● **STATED EXERCISE**
With the pictures omitted, write out the entries that follow exactly as they stand.

Collected data entries:
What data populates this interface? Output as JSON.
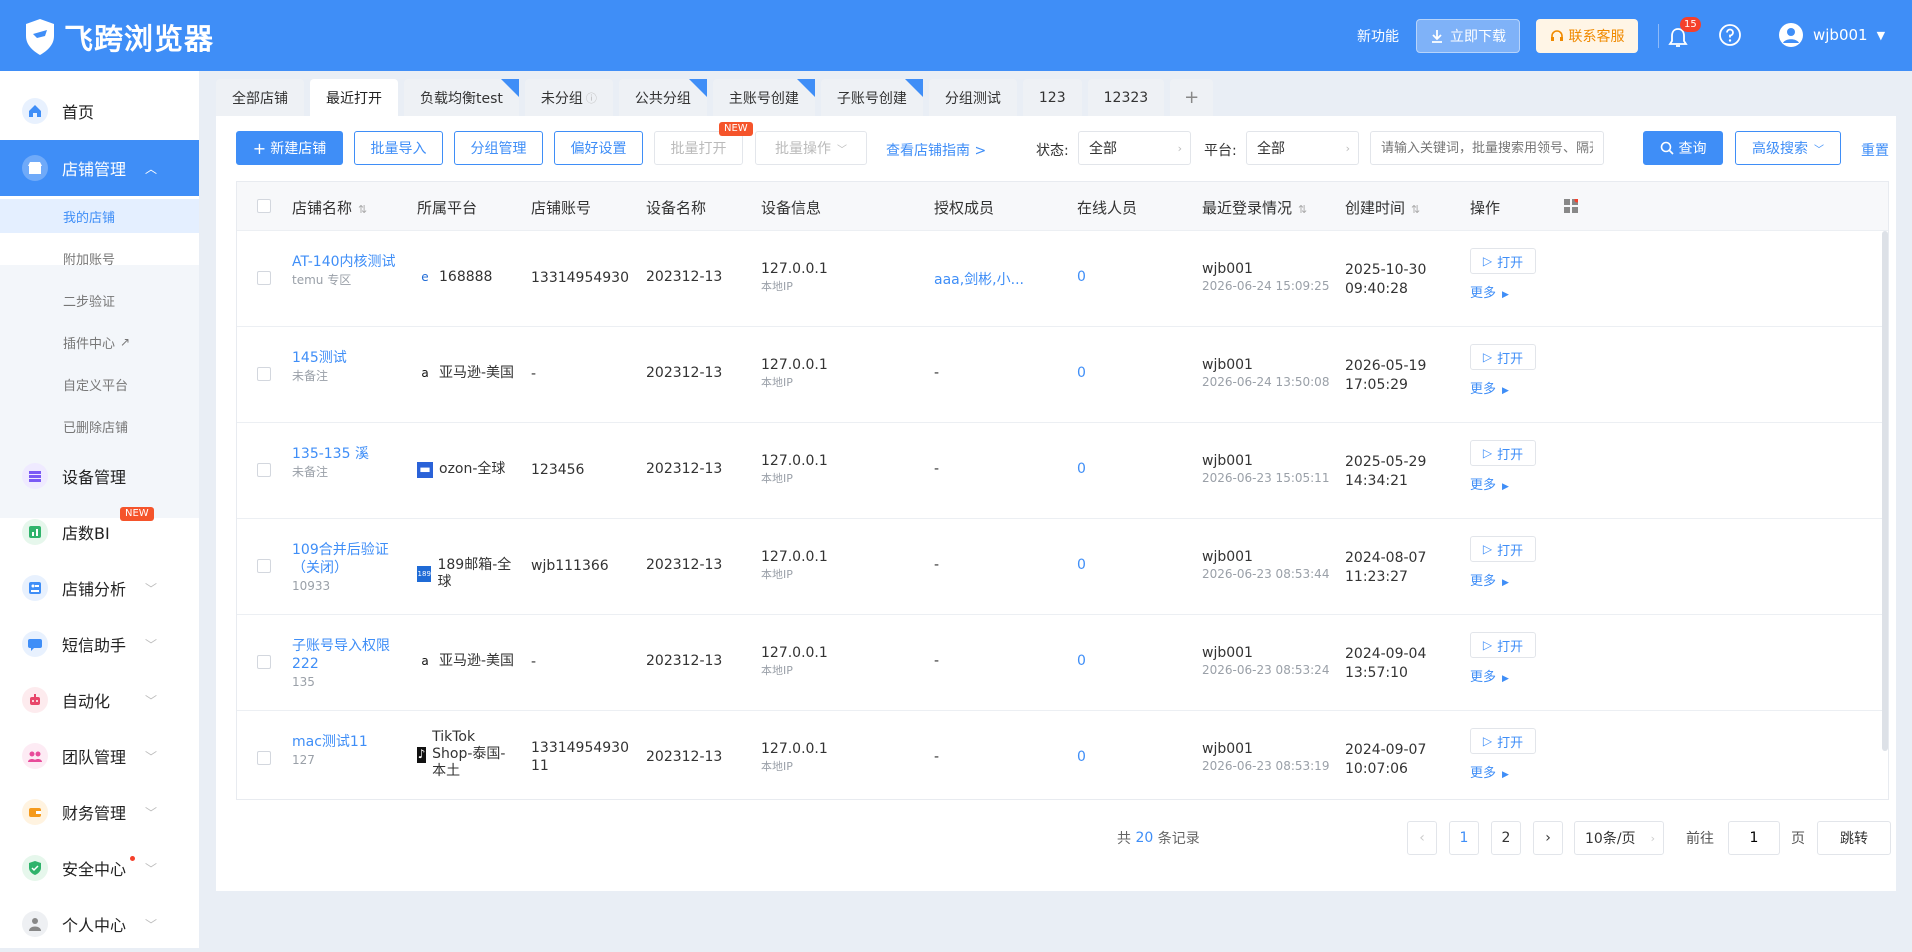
{
  "header": {
    "app_name": "飞跨浏览器",
    "new_features": "新功能",
    "download_label": "立即下载",
    "service_label": "联系客服",
    "notification_count": "15",
    "username": "wjb001"
  },
  "sidebar": {
    "home": "首页",
    "store_management": "店铺管理",
    "sub_items": [
      "我的店铺",
      "附加账号",
      "二步验证",
      "插件中心",
      "自定义平台",
      "已删除店铺"
    ],
    "device_management": "设备管理",
    "store_bi": "店数BI",
    "store_bi_badge": "NEW",
    "store_analysis": "店铺分析",
    "sms_assistant": "短信助手",
    "automation": "自动化",
    "team_management": "团队管理",
    "finance_management": "财务管理",
    "security_center": "安全中心",
    "personal_center": "个人中心"
  },
  "tabs": [
    "全部店铺",
    "最近打开",
    "负载均衡test",
    "未分组",
    "公共分组",
    "主账号创建",
    "子账号创建",
    "分组测试",
    "123",
    "12323"
  ],
  "toolbar": {
    "new_store": "新建店铺",
    "batch_import": "批量导入",
    "group_management": "分组管理",
    "preferences": "偏好设置",
    "batch_open": "批量打开",
    "batch_open_badge": "NEW",
    "batch_operations": "批量操作",
    "guide_link": "查看店铺指南 >",
    "status_label": "状态:",
    "status_value": "全部",
    "platform_label": "平台:",
    "platform_value": "全部",
    "search_placeholder": "请输入关键词，批量搜索用领号、隔开",
    "query_button": "查询",
    "advanced_search": "高级搜索",
    "reset": "重置"
  },
  "table": {
    "columns": [
      "店铺名称",
      "所属平台",
      "店铺账号",
      "设备名称",
      "设备信息",
      "授权成员",
      "在线人员",
      "最近登录情况",
      "创建时间",
      "操作"
    ],
    "rows": [
      {
        "name": "AT-140内核测试",
        "note": "temu 专区",
        "platform": "168888",
        "account": "13314954930",
        "device": "202312-13",
        "ip": "127.0.0.1",
        "ip_note": "本地IP",
        "members": "aaa,剑彬,小...",
        "online": "0",
        "login_user": "wjb001",
        "login_time": "2026-06-24 15:09:25",
        "created_date": "2025-10-30",
        "created_time": "09:40:28"
      },
      {
        "name": "145测试",
        "note": "未备注",
        "platform": "亚马逊-美国",
        "account": "-",
        "device": "202312-13",
        "ip": "127.0.0.1",
        "ip_note": "本地IP",
        "members": "-",
        "online": "0",
        "login_user": "wjb001",
        "login_time": "2026-06-24 13:50:08",
        "created_date": "2026-05-19",
        "created_time": "17:05:29"
      },
      {
        "name": "135-135 溪",
        "note": "未备注",
        "platform": "ozon-全球",
        "account": "123456",
        "device": "202312-13",
        "ip": "127.0.0.1",
        "ip_note": "本地IP",
        "members": "-",
        "online": "0",
        "login_user": "wjb001",
        "login_time": "2026-06-23 15:05:11",
        "created_date": "2025-05-29",
        "created_time": "14:34:21"
      },
      {
        "name": "109合并后验证（关闭）",
        "note": "10933",
        "platform": "189邮箱-全球",
        "account": "wjb111366",
        "device": "202312-13",
        "ip": "127.0.0.1",
        "ip_note": "本地IP",
        "members": "-",
        "online": "0",
        "login_user": "wjb001",
        "login_time": "2026-06-23 08:53:44",
        "created_date": "2024-08-07",
        "created_time": "11:23:27"
      },
      {
        "name": "子账号导入权限222",
        "note": "135",
        "platform": "亚马逊-美国",
        "account": "-",
        "device": "202312-13",
        "ip": "127.0.0.1",
        "ip_note": "本地IP",
        "members": "-",
        "online": "0",
        "login_user": "wjb001",
        "login_time": "2026-06-23 08:53:24",
        "created_date": "2024-09-04",
        "created_time": "13:57:10"
      },
      {
        "name": "mac测试11",
        "note": "127",
        "platform": "TikTok Shop-泰国-本土",
        "account": "1331495493011",
        "device": "202312-13",
        "ip": "127.0.0.1",
        "ip_note": "本地IP",
        "members": "-",
        "online": "0",
        "login_user": "wjb001",
        "login_time": "2026-06-23 08:53:19",
        "created_date": "2024-09-07",
        "created_time": "10:07:06"
      }
    ],
    "open_label": "打开",
    "more_label": "更多"
  },
  "pagination": {
    "total_prefix": "共",
    "total": "20",
    "total_suffix": "条记录",
    "page1": "1",
    "page2": "2",
    "page_size": "10条/页",
    "goto_prefix": "前往",
    "goto_value": "1",
    "goto_suffix": "页",
    "jump": "跳转"
  }
}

● **EXERCISE ANSWER**
What data populates this interface? Output as JSON.
{
  "header": {
    "app_name": "飞跨浏览器",
    "new_features": "新功能",
    "download_label": "立即下载",
    "service_label": "联系客服",
    "notification_count": "15",
    "username": "wjb001"
  },
  "sidebar": {
    "home": "首页",
    "store_management": "店铺管理",
    "sub_items": [
      "我的店铺",
      "附加账号",
      "二步验证",
      "插件中心",
      "自定义平台",
      "已删除店铺"
    ],
    "device_management": "设备管理",
    "store_bi": "店数BI",
    "store_bi_badge": "NEW",
    "store_analysis": "店铺分析",
    "sms_assistant": "短信助手",
    "automation": "自动化",
    "team_management": "团队管理",
    "finance_management": "财务管理",
    "security_center": "安全中心",
    "personal_center": "个人中心"
  },
  "tabs": [
    "全部店铺",
    "最近打开",
    "负载均衡test",
    "未分组",
    "公共分组",
    "主账号创建",
    "子账号创建",
    "分组测试",
    "123",
    "12323"
  ],
  "toolbar": {
    "new_store": "新建店铺",
    "batch_import": "批量导入",
    "group_management": "分组管理",
    "preferences": "偏好设置",
    "batch_open": "批量打开",
    "batch_open_badge": "NEW",
    "batch_operations": "批量操作",
    "guide_link": "查看店铺指南 >",
    "status_label": "状态:",
    "status_value": "全部",
    "platform_label": "平台:",
    "platform_value": "全部",
    "search_placeholder": "请输入关键词，批量搜索用领号、隔开",
    "query_button": "查询",
    "advanced_search": "高级搜索",
    "reset": "重置"
  },
  "table": {
    "columns": [
      "店铺名称",
      "所属平台",
      "店铺账号",
      "设备名称",
      "设备信息",
      "授权成员",
      "在线人员",
      "最近登录情况",
      "创建时间",
      "操作"
    ],
    "rows": [
      {
        "name": "AT-140内核测试",
        "note": "temu 专区",
        "platform": "168888",
        "account": "13314954930",
        "device": "202312-13",
        "ip": "127.0.0.1",
        "ip_note": "本地IP",
        "members": "aaa,剑彬,小...",
        "online": "0",
        "login_user": "wjb001",
        "login_time": "2026-06-24 15:09:25",
        "created_date": "2025-10-30",
        "created_time": "09:40:28"
      },
      {
        "name": "145测试",
        "note": "未备注",
        "platform": "亚马逊-美国",
        "account": "-",
        "device": "202312-13",
        "ip": "127.0.0.1",
        "ip_note": "本地IP",
        "members": "-",
        "online": "0",
        "login_user": "wjb001",
        "login_time": "2026-06-24 13:50:08",
        "created_date": "2026-05-19",
        "created_time": "17:05:29"
      },
      {
        "name": "135-135 溪",
        "note": "未备注",
        "platform": "ozon-全球",
        "account": "123456",
        "device": "202312-13",
        "ip": "127.0.0.1",
        "ip_note": "本地IP",
        "members": "-",
        "online": "0",
        "login_user": "wjb001",
        "login_time": "2026-06-23 15:05:11",
        "created_date": "2025-05-29",
        "created_time": "14:34:21"
      },
      {
        "name": "109合并后验证（关闭）",
        "note": "10933",
        "platform": "189邮箱-全球",
        "account": "wjb111366",
        "device": "202312-13",
        "ip": "127.0.0.1",
        "ip_note": "本地IP",
        "members": "-",
        "online": "0",
        "login_user": "wjb001",
        "login_time": "2026-06-23 08:53:44",
        "created_date": "2024-08-07",
        "created_time": "11:23:27"
      },
      {
        "name": "子账号导入权限222",
        "note": "135",
        "platform": "亚马逊-美国",
        "account": "-",
        "device": "202312-13",
        "ip": "127.0.0.1",
        "ip_note": "本地IP",
        "members": "-",
        "online": "0",
        "login_user": "wjb001",
        "login_time": "2026-06-23 08:53:24",
        "created_date": "2024-09-04",
        "created_time": "13:57:10"
      },
      {
        "name": "mac测试11",
        "note": "127",
        "platform": "TikTok Shop-泰国-本土",
        "account": "1331495493011",
        "device": "202312-13",
        "ip": "127.0.0.1",
        "ip_note": "本地IP",
        "members": "-",
        "online": "0",
        "login_user": "wjb001",
        "login_time": "2026-06-23 08:53:19",
        "created_date": "2024-09-07",
        "created_time": "10:07:06"
      }
    ],
    "open_label": "打开",
    "more_label": "更多"
  },
  "pagination": {
    "total_prefix": "共",
    "total": "20",
    "total_suffix": "条记录",
    "page1": "1",
    "page2": "2",
    "page_size": "10条/页",
    "goto_prefix": "前往",
    "goto_value": "1",
    "goto_suffix": "页",
    "jump": "跳转"
  }
}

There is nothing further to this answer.